--- BEGIN EXTRACTED TEXT ---

Is the code to be fixed in a publicly-available code (areas), or is it specific to your-land? I'd be guessing yl_areas ....
yeah i think it's part of yl_areas_addons, if you want to submit a PR, i think alias would probably happily give you access.
There are plans to change the distance code to opt-in. During this change we need to add a couple of other changes as well.
yl_areas_addons does not contain secrets, so we could have anyone take a look and help improve it.
@sixer : If you want, I'll write up the changes I'd like to be done, so you or any volunteer could give it a try? No need to implement them all, but when one is already over one change, might be a god idea to add the others, too.
If the addon source would be available to me (or available in general, not sure how much you wish to open it), I can try to add some other changes along as well ....
yl_areas_addons is meant to be made available anyways and doesn't contain any secrets. If you wish to try your hand, I'll add you to the repo and write some spec :)
Ok, I might take a look at the code.
I think it would be usable also to add some command that merely checks for nearby areas within some distance (like 450? 300 city limit + 150 your limit for expansion), which would give output like:
Area Name1 of Player A is 230 nodes to north (ok).
Area Name2 of Player B is 248 nodes to south (ok).
City area XYZ is 289 nodes to west (collision).
This command would make it easier to find a suitable area (in the example above you immediately see that moving 13 nodes to east and extending area eastward from there would likely get you a usable spot) instead of trying to protect something, fail, iterate with moving or making smaller area and in the end finding that you do not have enough space to expand in the future.
(I can add that once I'll be modifying the code)
Area detectors: Rather no. It is already simple enough to find quest areas that are meant to stay hidden.
Here is a related issue: #4331
Since both have some discussion, they need to be kept open until the feature is OK
If you want to implement, here's a basic spec:
Please notify me if anyone would like to pick this up, I#ll give you access to the relevant repo.
The area detectors could then exclude quest areas from their output.
Currently, if you do /protect_this close to quest area, you get message "Do NOT build here, unless invited by Quest" ... which gives away its presence. Also, it seems that now the distance is 150 for quest areas (or at lest for the one near my base), is that supposed to raise to 300? That would make its detection this way easier, when it is about 100 nodes away, you often see it on the map and with your own eyes anyway, unless hidden somehow.

--- END EXTRACTED TEXT ---
--- BEGIN STORED ROWS ---

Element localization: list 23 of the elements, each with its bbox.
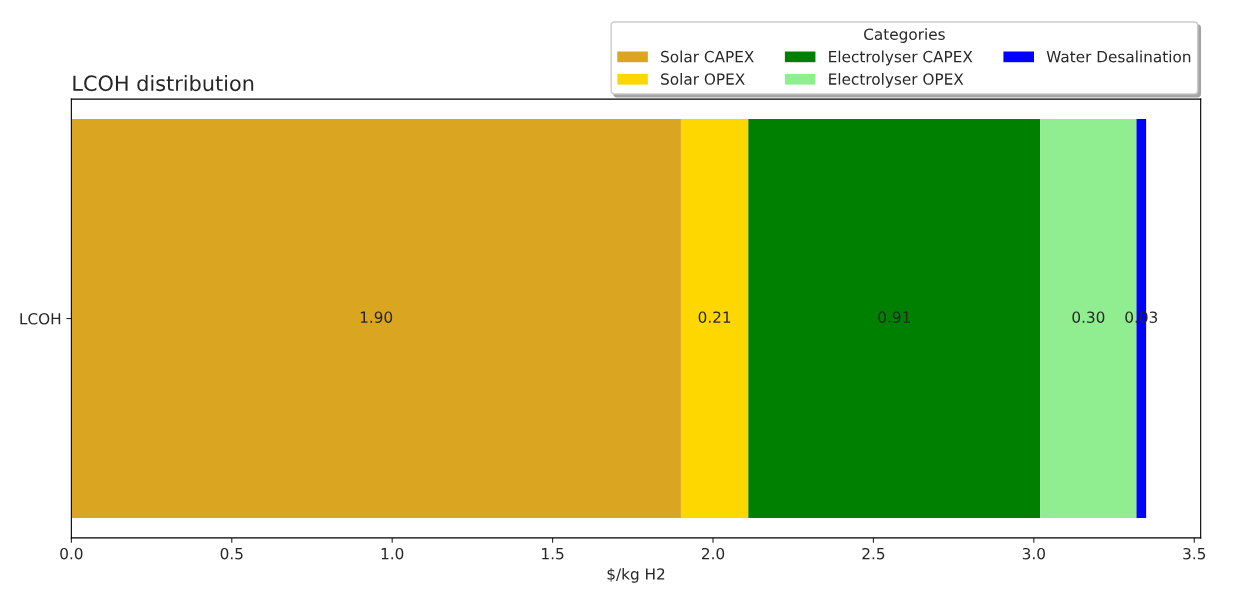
legend-label: Water Desalination [1046,50,1191,63]
x-axis-title: $/kg H2 [607,567,665,583]
data-label: 1.90 [360,311,393,323]
legend-label: Electrolyser OPEX [829,73,964,88]
x-tick-label: 1.5 [542,548,564,560]
data-label: 0.30 [1072,311,1105,323]
data-label: 0.21 [698,311,731,323]
legend-label: Solar OPEX [661,73,745,85]
x-tick-label: 2.5 [862,547,885,560]
x-tick-label: 1.0 [381,547,404,560]
y-tick-label: LCOH [20,313,61,325]
x-tick-label: 0.0 [60,547,83,560]
x-tick-label: 3.0 [1022,547,1045,560]
chart-title: LCOH distribution [73,75,254,92]
bar [680,119,749,518]
x-tick-label: 3.5 [1183,547,1206,560]
legend-label: Electrolyser CAPEX [829,50,973,66]
legend-title: Categories [864,28,945,43]
data-label: 0.91 [878,311,910,323]
bar [748,119,1041,518]
x-tick-label: 0.5 [220,547,243,560]
legend-label: Solar CAPEX [661,50,754,63]
x-tick-label: 2.0 [701,547,725,560]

--- END STORED ROWS ---

# [JOBS]
A – Write out the rows without any changes, from the line with "legend-label: Water Desalination" through the last row.
B – Continue the discussion about distance limits for protected areas from where it ends.
The text and the rows were taken from two unrelated sources.

# [EXERCISE RESULTS]
A –
legend-label: Water Desalination [1046,50,1191,63]
x-axis-title: $/kg H2 [607,567,665,583]
data-label: 1.90 [360,311,393,323]
legend-label: Electrolyser OPEX [829,73,964,88]
x-tick-label: 1.5 [542,548,564,560]
data-label: 0.30 [1072,311,1105,323]
data-label: 0.21 [698,311,731,323]
legend-label: Solar OPEX [661,73,745,85]
x-tick-label: 2.5 [862,547,885,560]
x-tick-label: 1.0 [381,547,404,560]
y-tick-label: LCOH [20,313,61,325]
x-tick-label: 0.0 [60,547,83,560]
x-tick-label: 3.0 [1022,547,1045,560]
chart-title: LCOH distribution [73,75,254,92]
bar [680,119,749,518]
x-tick-label: 3.5 [1183,547,1206,560]
legend-label: Electrolyser CAPEX [829,50,973,66]
legend-title: Categories [864,28,945,43]
data-label: 0.91 [878,311,910,323]
bar [748,119,1041,518]
x-tick-label: 0.5 [220,547,243,560]
legend-label: Solar CAPEX [661,50,754,63]
x-tick-label: 2.0 [701,547,725,560]

B –
Not giving at least some hint where to move will make creation of new areas in any somewhat crowded area a nightmare. Imagine a newbie landing via catapult somewhere, trying to protect area, finding that it intersects something. He would have no idea if he has just to shift borders a bit, or if the area is just right next to him. He would also have no idea in which direction to go to get away from that area to get far enough.
There is also question how this should work for areas that currently violate those condition, but there may be some agreement between the owners.
For this, non-uniform distance may be useful, something like "50 to the north, 150 in other directions" (internally stored as 4 numbers)
If the areas are separated with 120 distance in X and 130 distance in Z, should euclidean distance be used (which would be 176), or min-distance be used (which would be 120)?
Recently I encountered another issue that could be avoided if there was possibility to detect protected areas from a distance - I starter building a tunnel to connect two points, but after about 500 meters I encountered an unexpected protected area.
I guess somebody built an underground base or reserved space for expanding? That area was not apparent when examining the planned tunnel path from the surface.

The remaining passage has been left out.